(Records from a dataset)
────────────────────
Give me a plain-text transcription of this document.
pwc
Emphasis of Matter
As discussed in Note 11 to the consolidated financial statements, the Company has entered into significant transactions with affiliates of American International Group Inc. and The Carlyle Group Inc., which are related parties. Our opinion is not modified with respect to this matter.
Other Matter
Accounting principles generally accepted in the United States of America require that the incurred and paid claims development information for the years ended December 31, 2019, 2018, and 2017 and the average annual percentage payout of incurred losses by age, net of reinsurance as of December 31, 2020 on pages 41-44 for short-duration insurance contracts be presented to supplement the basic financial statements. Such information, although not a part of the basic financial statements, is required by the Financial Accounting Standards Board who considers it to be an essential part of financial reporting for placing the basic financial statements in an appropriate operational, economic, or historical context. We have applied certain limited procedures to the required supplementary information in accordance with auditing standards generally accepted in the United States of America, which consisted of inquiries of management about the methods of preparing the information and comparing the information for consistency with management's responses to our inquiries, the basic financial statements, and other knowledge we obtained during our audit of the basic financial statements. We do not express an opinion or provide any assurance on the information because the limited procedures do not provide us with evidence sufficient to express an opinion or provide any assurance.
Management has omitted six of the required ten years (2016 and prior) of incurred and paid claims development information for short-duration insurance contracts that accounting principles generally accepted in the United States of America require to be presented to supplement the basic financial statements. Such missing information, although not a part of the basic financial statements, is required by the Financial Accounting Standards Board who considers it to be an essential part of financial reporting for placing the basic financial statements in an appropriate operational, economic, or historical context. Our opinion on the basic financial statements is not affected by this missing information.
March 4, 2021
────────────────────
WORK INSTRUCTIONS: For each line of the listing that holds the word "which", show that line.

SOLUTION:
As discussed in Note 11 to the consolidated financial statements, the Company has entered into significant transactions with affiliates of American International Group Inc. and The Carlyle Group Inc., which are related parties. Our opinion is not modified with respect to this matter.
Accounting principles generally accepted in the United States of America require that the incurred and paid claims development information for the years ended December 31, 2019, 2018, and 2017 and the average annual percentage payout of incurred losses by age, net of reinsurance as of December 31, 2020 on pages 41-44 for short-duration insurance contracts be presented to supplement the basic financial statements. Such information, although not a part of the basic financial statements, is required by the Financial Accounting Standards Board who considers it to be an essential part of financial reporting for placing the basic financial statements in an appropriate operational, economic, or historical context. We have applied certain limited procedures to the required supplementary information in accordance with auditing standards generally accepted in the United States of America, which consisted of inquiries of management about the methods of preparing the information and comparing the information for consistency with management's responses to our inquiries, the basic financial statements, and other knowledge we obtained during our audit of the basic financial statements. We do not express an opinion or provide any assurance on the information because the limited procedures do not provide us with evidence sufficient to express an opinion or provide any assurance.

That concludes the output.